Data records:
+++++

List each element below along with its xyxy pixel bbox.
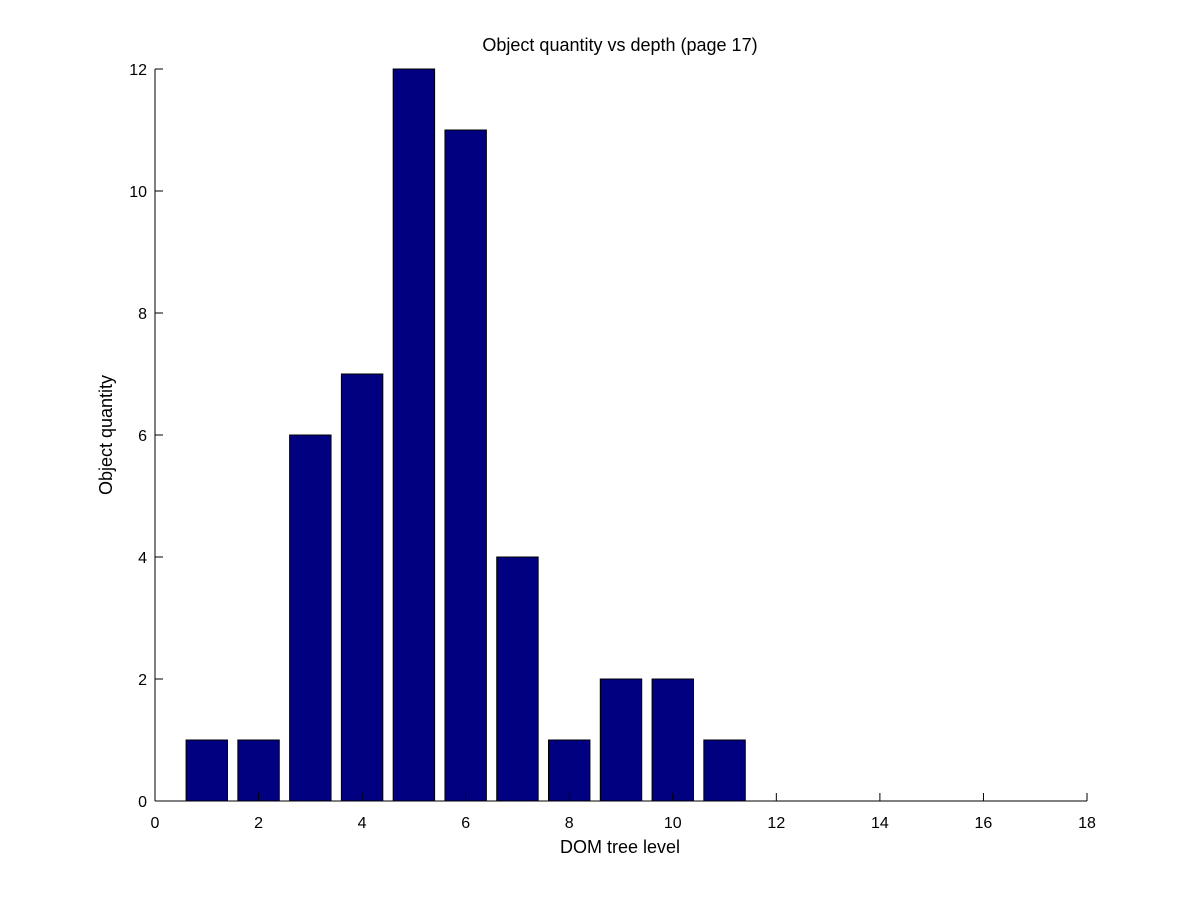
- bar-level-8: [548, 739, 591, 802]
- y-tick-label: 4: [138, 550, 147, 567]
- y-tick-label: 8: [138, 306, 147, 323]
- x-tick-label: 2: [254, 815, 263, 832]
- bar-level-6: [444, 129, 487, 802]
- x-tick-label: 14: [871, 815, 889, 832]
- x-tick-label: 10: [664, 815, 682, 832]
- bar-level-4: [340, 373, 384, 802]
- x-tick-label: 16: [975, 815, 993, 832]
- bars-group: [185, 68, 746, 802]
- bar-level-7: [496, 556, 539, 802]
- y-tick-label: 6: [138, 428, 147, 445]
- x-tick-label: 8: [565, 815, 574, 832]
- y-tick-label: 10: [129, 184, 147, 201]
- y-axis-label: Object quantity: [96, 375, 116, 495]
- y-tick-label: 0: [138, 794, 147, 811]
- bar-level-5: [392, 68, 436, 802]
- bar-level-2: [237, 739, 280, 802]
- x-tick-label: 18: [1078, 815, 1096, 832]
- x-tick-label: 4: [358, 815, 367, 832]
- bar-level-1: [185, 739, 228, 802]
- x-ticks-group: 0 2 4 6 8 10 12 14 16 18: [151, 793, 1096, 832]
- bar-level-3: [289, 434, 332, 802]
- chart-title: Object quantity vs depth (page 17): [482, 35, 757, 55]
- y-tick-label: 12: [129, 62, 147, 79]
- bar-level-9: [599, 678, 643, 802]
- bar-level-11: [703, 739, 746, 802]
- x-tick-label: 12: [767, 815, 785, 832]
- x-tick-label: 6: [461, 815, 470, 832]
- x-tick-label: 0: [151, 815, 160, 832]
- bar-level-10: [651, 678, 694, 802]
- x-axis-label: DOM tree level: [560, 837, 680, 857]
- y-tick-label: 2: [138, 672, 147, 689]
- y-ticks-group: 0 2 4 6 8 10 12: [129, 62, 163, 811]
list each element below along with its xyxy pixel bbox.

+++++

● Written request:
Lay out the lines above as a JSON list of strings, one string per line, with blank lines dropped and the pictures left out.

● Correct result:
[
  "List each element below along with its xyxy pixel bbox.",
  "- bar-level-8: [548, 739, 591, 802]",
  "- y-tick-label: 4: [138, 550, 147, 567]",
  "- y-tick-label: 8: [138, 306, 147, 323]",
  "- x-tick-label: 2: [254, 815, 263, 832]",
  "- bar-level-6: [444, 129, 487, 802]",
  "- x-tick-label: 14: [871, 815, 889, 832]",
  "- x-tick-label: 10: [664, 815, 682, 832]",
  "- bar-level-4: [340, 373, 384, 802]",
  "- x-tick-label: 16: [975, 815, 993, 832]",
  "- bars-group: [185, 68, 746, 802]",
  "- bar-level-7: [496, 556, 539, 802]",
  "- y-tick-label: 6: [138, 428, 147, 445]",
  "- x-tick-label: 8: [565, 815, 574, 832]",
  "- y-tick-label: 10: [129, 184, 147, 201]",
  "- y-axis-label: Object quantity: [96, 375, 116, 495]",
  "- y-tick-label: 0: [138, 794, 147, 811]",
  "- bar-level-5: [392, 68, 436, 802]",
  "- bar-level-2: [237, 739, 280, 802]",
  "- x-tick-label: 18: [1078, 815, 1096, 832]",
  "- x-tick-label: 4: [358, 815, 367, 832]",
  "- bar-level-1: [185, 739, 228, 802]",
  "- x-ticks-group: 0 2 4 6 8 10 12 14 16 18: [151, 793, 1096, 832]",
  "- bar-level-3: [289, 434, 332, 802]",
  "- chart-title: Object quantity vs depth (page 17): [482, 35, 757, 55]",
  "- y-tick-label: 12: [129, 62, 147, 79]",
  "- bar-level-9: [599, 678, 643, 802]",
  "- bar-level-11: [703, 739, 746, 802]",
  "- x-tick-label: 12: [767, 815, 785, 832]",
  "- x-tick-label: 6: [461, 815, 470, 832]",
  "- x-tick-label: 0: [151, 815, 160, 832]",
  "- bar-level-10: [651, 678, 694, 802]",
  "- x-axis-label: DOM tree level: [560, 837, 680, 857]",
  "- y-tick-label: 2: [138, 672, 147, 689]",
  "- y-ticks-group: 0 2 4 6 8 10 12: [129, 62, 163, 811]",
  "list each element below along with its xyxy pixel bbox."
]